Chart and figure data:
>>>>>

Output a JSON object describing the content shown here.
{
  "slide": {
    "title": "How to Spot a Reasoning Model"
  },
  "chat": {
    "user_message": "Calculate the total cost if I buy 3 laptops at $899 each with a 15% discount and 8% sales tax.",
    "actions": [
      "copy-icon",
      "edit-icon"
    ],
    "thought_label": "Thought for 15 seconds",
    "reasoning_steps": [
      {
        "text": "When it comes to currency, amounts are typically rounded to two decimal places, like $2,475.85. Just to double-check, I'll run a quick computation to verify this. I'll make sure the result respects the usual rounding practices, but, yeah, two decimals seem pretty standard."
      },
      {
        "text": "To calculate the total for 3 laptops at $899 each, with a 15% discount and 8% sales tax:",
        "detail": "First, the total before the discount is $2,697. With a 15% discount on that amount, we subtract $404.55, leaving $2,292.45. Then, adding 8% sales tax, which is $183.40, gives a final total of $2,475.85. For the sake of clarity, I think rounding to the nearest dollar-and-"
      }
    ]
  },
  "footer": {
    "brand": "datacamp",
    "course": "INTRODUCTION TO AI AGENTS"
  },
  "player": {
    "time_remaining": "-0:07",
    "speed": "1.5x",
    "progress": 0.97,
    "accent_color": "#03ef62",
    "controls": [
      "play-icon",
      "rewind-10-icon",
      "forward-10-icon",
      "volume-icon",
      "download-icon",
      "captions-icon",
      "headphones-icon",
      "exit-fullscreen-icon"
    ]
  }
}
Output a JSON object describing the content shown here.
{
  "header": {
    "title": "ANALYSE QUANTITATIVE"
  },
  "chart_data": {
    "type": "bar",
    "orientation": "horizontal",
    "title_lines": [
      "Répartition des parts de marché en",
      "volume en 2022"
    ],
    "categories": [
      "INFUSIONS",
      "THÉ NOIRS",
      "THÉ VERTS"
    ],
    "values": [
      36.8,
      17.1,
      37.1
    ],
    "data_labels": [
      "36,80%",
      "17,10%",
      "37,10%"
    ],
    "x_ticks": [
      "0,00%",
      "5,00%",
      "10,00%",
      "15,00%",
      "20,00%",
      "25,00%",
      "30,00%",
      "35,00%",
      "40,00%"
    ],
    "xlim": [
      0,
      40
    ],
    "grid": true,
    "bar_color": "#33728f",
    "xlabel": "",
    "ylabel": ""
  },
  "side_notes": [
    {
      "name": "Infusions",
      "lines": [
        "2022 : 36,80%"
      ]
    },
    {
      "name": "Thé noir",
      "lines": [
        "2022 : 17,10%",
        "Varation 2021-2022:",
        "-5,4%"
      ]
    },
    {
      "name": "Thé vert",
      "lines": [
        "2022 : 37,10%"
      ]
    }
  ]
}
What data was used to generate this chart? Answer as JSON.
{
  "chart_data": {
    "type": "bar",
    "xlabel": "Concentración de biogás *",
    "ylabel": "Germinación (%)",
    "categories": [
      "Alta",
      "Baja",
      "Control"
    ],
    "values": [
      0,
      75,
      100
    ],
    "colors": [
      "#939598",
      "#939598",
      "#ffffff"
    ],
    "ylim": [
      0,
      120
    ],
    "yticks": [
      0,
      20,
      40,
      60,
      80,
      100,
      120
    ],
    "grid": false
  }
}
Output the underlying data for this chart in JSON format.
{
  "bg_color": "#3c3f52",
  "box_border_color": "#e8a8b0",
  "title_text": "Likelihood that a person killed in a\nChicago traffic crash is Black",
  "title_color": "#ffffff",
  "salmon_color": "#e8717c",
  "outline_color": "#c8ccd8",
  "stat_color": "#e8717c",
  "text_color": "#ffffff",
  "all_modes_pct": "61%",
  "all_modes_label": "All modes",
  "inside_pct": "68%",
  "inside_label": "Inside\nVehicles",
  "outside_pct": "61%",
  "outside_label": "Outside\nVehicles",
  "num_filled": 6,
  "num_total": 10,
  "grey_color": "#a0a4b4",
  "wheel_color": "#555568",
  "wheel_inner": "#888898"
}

<<<<<

* **Stated problem**
Copy out each line in the preceding records that contains "ffffff".

* **Output for this task**
      "#ffffff"
  "title_color": "#ffffff",
  "text_color": "#ffffff",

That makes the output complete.